**PROBLEM DETAILS**
Keep every line where the word "必要时进行调整和润滑" appears; drop the rest.

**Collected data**
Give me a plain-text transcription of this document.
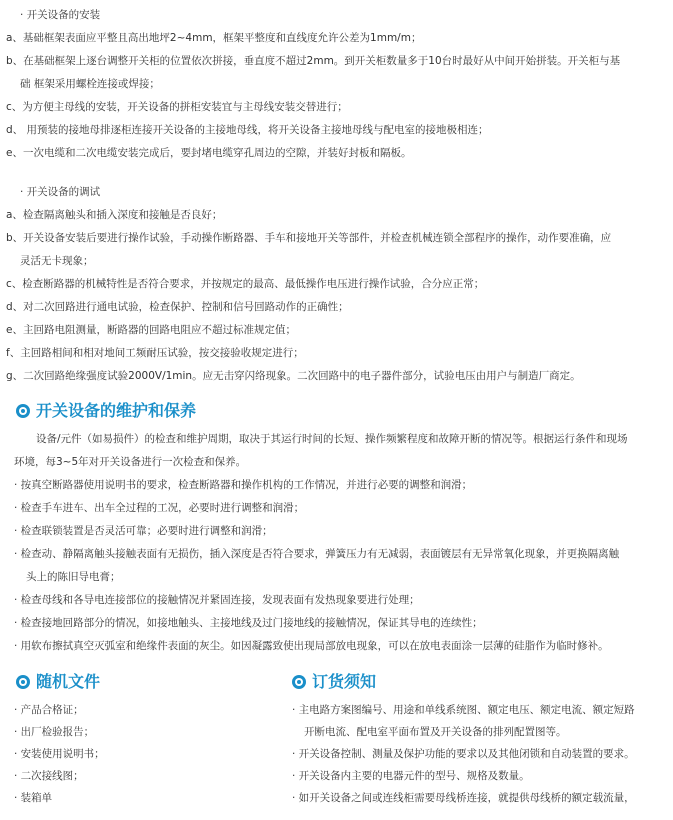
· 开关设备的安装
a、基础框架表面应平整且高出地坪2~4mm，框架平整度和直线度允许公差为1mm/m；
b、在基础框架上逐台调整开关柜的位置依次拼接，垂直度不超过2mm。到开关柜数量多于10台时最好从中间开始拼装。开关柜与基
础 框架采用螺栓连接或焊接；
c、为方便主母线的安装，开关设备的拼柜安装宜与主母线安装交替进行；
d、 用预装的接地母排逐柜连接开关设备的主接地母线，将开关设备主接地母线与配电室的接地极相连；
e、一次电缆和二次电缆安装完成后，要封堵电缆穿孔周边的空隙，并装好封板和隔板。
· 开关设备的调试
a、检查隔离触头和插入深度和接触是否良好；
b、开关设备安装后要进行操作试验，手动操作断路器、手车和接地开关等部件，并检查机械连锁全部程序的操作，动作要准确，应
灵活无卡现象；
c、检查断路器的机械特性是否符合要求，并按规定的最高、最低操作电压进行操作试验，合分应正常；
d、对二次回路进行通电试验，检查保护、控制和信号回路动作的正确性；
e、主回路电阻测量，断路器的回路电阻应不超过标准规定值；
f、主回路相间和相对地间工频耐压试验，按交接验收规定进行；
g、二次回路绝缘强度试验2000V/1min。应无击穿闪络现象。二次回路中的电子器件部分，试验电压由用户与制造厂商定。
开关设备的维护和保养
设备/元件（如易损件）的检查和维护周期，取决于其运行时间的长短、操作频繁程度和故障开断的情况等。根据运行条件和现场
环境，每3~5年对开关设备进行一次检查和保养。
· 按真空断路器使用说明书的要求，检查断路器和操作机构的工作情况，并进行必要的调整和润滑；
· 检查手车进车、出车全过程的工况，必要时进行调整和润滑；
· 检查联锁装置是否灵活可靠；必要时进行调整和润滑；
· 检查动、静隔离触头接触表面有无损伤，插入深度是否符合要求，弹簧压力有无减弱，表面镀层有无异常氧化现象，并更换隔离触
头上的陈旧导电膏；
· 检查母线和各导电连接部位的接触情况并紧固连接，发现表面有发热现象要进行处理；
· 检查接地回路部分的情况，如接地触头、主接地线及过门接地线的接触情况，保证其导电的连续性；
· 用软布擦拭真空灭弧室和绝缘件表面的灰尘。如因凝露致使出现局部放电现象，可以在放电表面涂一层薄的硅脂作为临时修补。
随机文件
· 产品合格证；
· 出厂检验报告；
· 安装使用说明书；
· 二次接线图；
· 装箱单
订货须知
· 主电路方案图编号、用途和单线系统图、额定电压、额定电流、额定短路
开断电流、配电室平面布置及开关设备的排列配置图等。
· 开关设备控制、测量及保护功能的要求以及其他闭锁和自动装置的要求。
· 开关设备内主要的电器元件的型号、规格及数量。
· 如开关设备之间或连线柜需要母线桥连接，就提供母线桥的额定载流量，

**FULL ANSWER**
· 检查手车进车、出车全过程的工况，必要时进行调整和润滑；
· 检查联锁装置是否灵活可靠；必要时进行调整和润滑；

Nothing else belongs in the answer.